Data records:

++++++++

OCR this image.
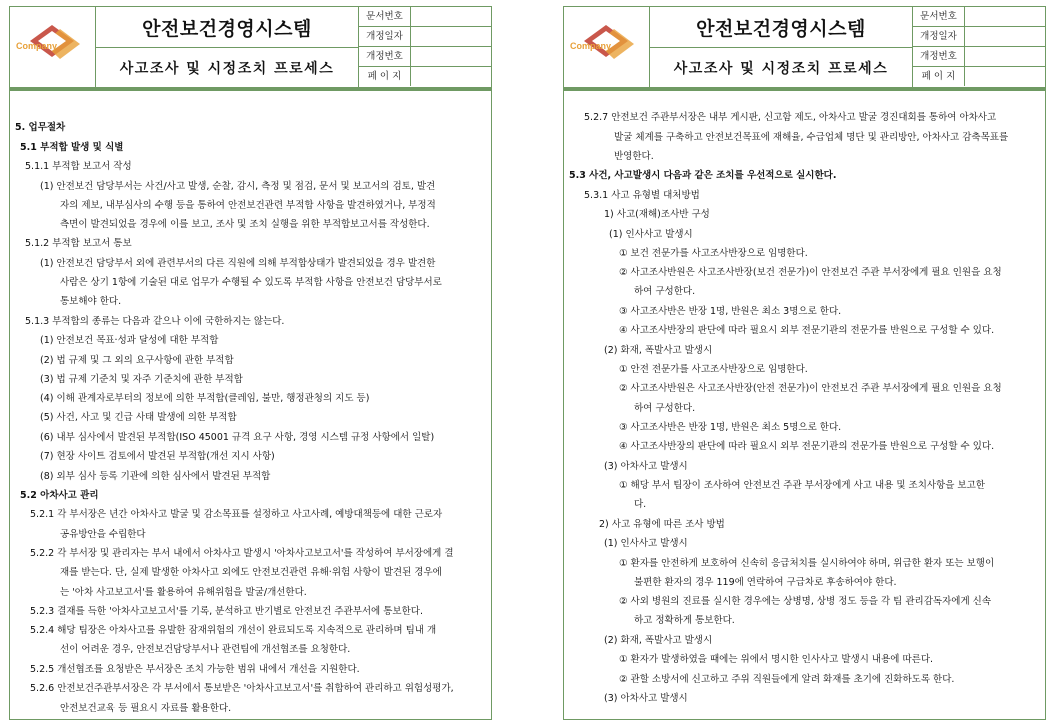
Company
안전보건경영시스템
사고조사 및 시정조치 프로세스
문서번호
개정일자
개정번호
페 이 지
5. 업무절차
5.1 부적합 발생 및 식별
5.1.1 부적합 보고서 작성
(1) 안전보건 담당부서는 사건/사고 발생, 순찰, 감시, 측정 및 점검, 문서 및 보고서의 검토, 발견
자의 제보, 내부심사의 수행 등을 통하여 안전보건관련 부적합 사항을 발견하였거나, 부정적
측면이 발견되었을 경우에 이를 보고, 조사 및 조치 실행을 위한 부적합보고서를 작성한다.
5.1.2 부적합 보고서 통보
(1) 안전보건 담당부서 외에 관련부서의 다른 직원에 의해 부적합상태가 발견되었을 경우 발견한
사람은 상기 1항에 기술된 대로 업무가 수행될 수 있도록 부적합 사항을 안전보건 담당부서로
통보해야 한다.
5.1.3 부적합의 종류는 다음과 같으나 이에 국한하지는 않는다.
(1) 안전보건 목표·성과 달성에 대한 부적합
(2) 법 규제 및 그 외의 요구사항에 관한 부적합
(3) 법 규제 기준치 및 자주 기준치에 관한 부적합
(4) 이해 관계자로부터의 정보에 의한 부적합(클레임, 불만, 행정관청의 지도 등)
(5) 사건, 사고 및 긴급 사태 발생에 의한 부적합
(6) 내부 심사에서 발견된 부적합(ISO 45001 규격 요구 사항, 경영 시스템 규정 사항에서 일탈)
(7) 현장 사이트 검토에서 발견된 부적합(개선 지시 사항)
(8) 외부 심사 등록 기관에 의한 심사에서 발견된 부적합
5.2 아차사고 관리
5.2.1 각 부서장은 년간 아차사고 발굴 및 감소목표를 설정하고 사고사례, 예방대책등에 대한 근로자
공유방안을 수립한다
5.2.2 각 부서장 및 관리자는 부서 내에서 아차사고 발생시 '아차사고보고서'를 작성하여 부서장에게 결
재를 받는다. 단, 실제 발생한 아차사고 외에도 안전보건관련 유해·위험 사항이 발견된 경우에
는 '아차 사고보고서'를 활용하여 유해위험을 발굴/개선한다.
5.2.3 결재를 득한 '아차사고보고서'를 기록, 분석하고 반기별로 안전보건 주관부서에 통보한다.
5.2.4 해당 팀장은 아차사고를 유발한 잠재위험의 개선이 완료되도록 지속적으로 관리하며 팀내 개
선이 어려운 경우, 안전보건담당부서나 관련팀에 개선협조를 요청한다.
5.2.5 개선협조를 요청받은 부서장은 조치 가능한 범위 내에서 개선을 지원한다.
5.2.6 안전보건주관부서장은 각 부서에서 통보받은 '아차사고보고서'를 취합하여 관리하고 위험성평가,
안전보건교육 등 필요시 자료를 활용한다.
Company
안전보건경영시스템
사고조사 및 시정조치 프로세스
문서번호
개정일자
개정번호
페 이 지
5.2.7 안전보건 주관부서장은 내부 게시판, 신고함 제도, 아차사고 발굴 경진대회를 통하여 아차사고
발굴 체계를 구축하고 안전보건목표에 재해율, 수급업체 명단 및 관리방안, 아차사고 감축목표를
반영한다.
5.3 사건, 사고발생시 다음과 같은 조치를 우선적으로 실시한다.
5.3.1 사고 유형별 대처방법
1) 사고(재해)조사반 구성
(1) 인사사고 발생시
① 보건 전문가를 사고조사반장으로 임명한다.
② 사고조사반원은 사고조사반장(보건 전문가)이 안전보건 주관 부서장에게 필요 인원을 요청
하여 구성한다.
③ 사고조사반은 반장 1명, 반원은 최소 3명으로 한다.
④ 사고조사반장의 판단에 따라 필요시 외부 전문기관의 전문가를 반원으로 구성할 수 있다.
(2) 화재, 폭발사고 발생시
① 안전 전문가를 사고조사반장으로 임명한다.
② 사고조사반원은 사고조사반장(안전 전문가)이 안전보건 주관 부서장에게 필요 인원을 요청
하여 구성한다.
③ 사고조사반은 반장 1명, 반원은 최소 5명으로 한다.
④ 사고조사반장의 판단에 따라 필요시 외부 전문기관의 전문가를 반원으로 구성할 수 있다.
(3) 아차사고 발생시
① 해당 부서 팀장이 조사하여 안전보건 주관 부서장에게 사고 내용 및 조치사항을 보고한
다.
2) 사고 유형에 따른 조사 방법
(1) 인사사고 발생시
① 환자를 안전하게 보호하여 신속히 응급처치를 실시하여야 하며, 위급한 환자 또는 보행이
불편한 환자의 경우 119에 연락하여 구급차로 후송하여야 한다.
② 사외 병원의 진료를 실시한 경우에는 상병명, 상병 정도 등을 각 팀 관리감독자에게 신속
하고 정확하게 통보한다.
(2) 화재, 폭발사고 발생시
① 환자가 발생하였을 때에는 위에서 명시한 인사사고 발생시 내용에 따른다.
② 관할 소방서에 신고하고 주위 직원들에게 알려 화재를 초기에 진화하도록 한다.
(3) 아차사고 발생시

++++++++

What the exercise asks —
Transcribe the whole listing exactly. Pictures stay out of your copy.

Task response —
OCR this image.
Company
안전보건경영시스템
사고조사 및 시정조치 프로세스
문서번호
개정일자
개정번호
페 이 지
5. 업무절차
5.1 부적합 발생 및 식별
5.1.1 부적합 보고서 작성
(1) 안전보건 담당부서는 사건/사고 발생, 순찰, 감시, 측정 및 점검, 문서 및 보고서의 검토, 발견
자의 제보, 내부심사의 수행 등을 통하여 안전보건관련 부적합 사항을 발견하였거나, 부정적
측면이 발견되었을 경우에 이를 보고, 조사 및 조치 실행을 위한 부적합보고서를 작성한다.
5.1.2 부적합 보고서 통보
(1) 안전보건 담당부서 외에 관련부서의 다른 직원에 의해 부적합상태가 발견되었을 경우 발견한
사람은 상기 1항에 기술된 대로 업무가 수행될 수 있도록 부적합 사항을 안전보건 담당부서로
통보해야 한다.
5.1.3 부적합의 종류는 다음과 같으나 이에 국한하지는 않는다.
(1) 안전보건 목표·성과 달성에 대한 부적합
(2) 법 규제 및 그 외의 요구사항에 관한 부적합
(3) 법 규제 기준치 및 자주 기준치에 관한 부적합
(4) 이해 관계자로부터의 정보에 의한 부적합(클레임, 불만, 행정관청의 지도 등)
(5) 사건, 사고 및 긴급 사태 발생에 의한 부적합
(6) 내부 심사에서 발견된 부적합(ISO 45001 규격 요구 사항, 경영 시스템 규정 사항에서 일탈)
(7) 현장 사이트 검토에서 발견된 부적합(개선 지시 사항)
(8) 외부 심사 등록 기관에 의한 심사에서 발견된 부적합
5.2 아차사고 관리
5.2.1 각 부서장은 년간 아차사고 발굴 및 감소목표를 설정하고 사고사례, 예방대책등에 대한 근로자
공유방안을 수립한다
5.2.2 각 부서장 및 관리자는 부서 내에서 아차사고 발생시 '아차사고보고서'를 작성하여 부서장에게 결
재를 받는다. 단, 실제 발생한 아차사고 외에도 안전보건관련 유해·위험 사항이 발견된 경우에
는 '아차 사고보고서'를 활용하여 유해위험을 발굴/개선한다.
5.2.3 결재를 득한 '아차사고보고서'를 기록, 분석하고 반기별로 안전보건 주관부서에 통보한다.
5.2.4 해당 팀장은 아차사고를 유발한 잠재위험의 개선이 완료되도록 지속적으로 관리하며 팀내 개
선이 어려운 경우, 안전보건담당부서나 관련팀에 개선협조를 요청한다.
5.2.5 개선협조를 요청받은 부서장은 조치 가능한 범위 내에서 개선을 지원한다.
5.2.6 안전보건주관부서장은 각 부서에서 통보받은 '아차사고보고서'를 취합하여 관리하고 위험성평가,
안전보건교육 등 필요시 자료를 활용한다.
Company
안전보건경영시스템
사고조사 및 시정조치 프로세스
문서번호
개정일자
개정번호
페 이 지
5.2.7 안전보건 주관부서장은 내부 게시판, 신고함 제도, 아차사고 발굴 경진대회를 통하여 아차사고
발굴 체계를 구축하고 안전보건목표에 재해율, 수급업체 명단 및 관리방안, 아차사고 감축목표를
반영한다.
5.3 사건, 사고발생시 다음과 같은 조치를 우선적으로 실시한다.
5.3.1 사고 유형별 대처방법
1) 사고(재해)조사반 구성
(1) 인사사고 발생시
① 보건 전문가를 사고조사반장으로 임명한다.
② 사고조사반원은 사고조사반장(보건 전문가)이 안전보건 주관 부서장에게 필요 인원을 요청
하여 구성한다.
③ 사고조사반은 반장 1명, 반원은 최소 3명으로 한다.
④ 사고조사반장의 판단에 따라 필요시 외부 전문기관의 전문가를 반원으로 구성할 수 있다.
(2) 화재, 폭발사고 발생시
① 안전 전문가를 사고조사반장으로 임명한다.
② 사고조사반원은 사고조사반장(안전 전문가)이 안전보건 주관 부서장에게 필요 인원을 요청
하여 구성한다.
③ 사고조사반은 반장 1명, 반원은 최소 5명으로 한다.
④ 사고조사반장의 판단에 따라 필요시 외부 전문기관의 전문가를 반원으로 구성할 수 있다.
(3) 아차사고 발생시
① 해당 부서 팀장이 조사하여 안전보건 주관 부서장에게 사고 내용 및 조치사항을 보고한
다.
2) 사고 유형에 따른 조사 방법
(1) 인사사고 발생시
① 환자를 안전하게 보호하여 신속히 응급처치를 실시하여야 하며, 위급한 환자 또는 보행이
불편한 환자의 경우 119에 연락하여 구급차로 후송하여야 한다.
② 사외 병원의 진료를 실시한 경우에는 상병명, 상병 정도 등을 각 팀 관리감독자에게 신속
하고 정확하게 통보한다.
(2) 화재, 폭발사고 발생시
① 환자가 발생하였을 때에는 위에서 명시한 인사사고 발생시 내용에 따른다.
② 관할 소방서에 신고하고 주위 직원들에게 알려 화재를 초기에 진화하도록 한다.
(3) 아차사고 발생시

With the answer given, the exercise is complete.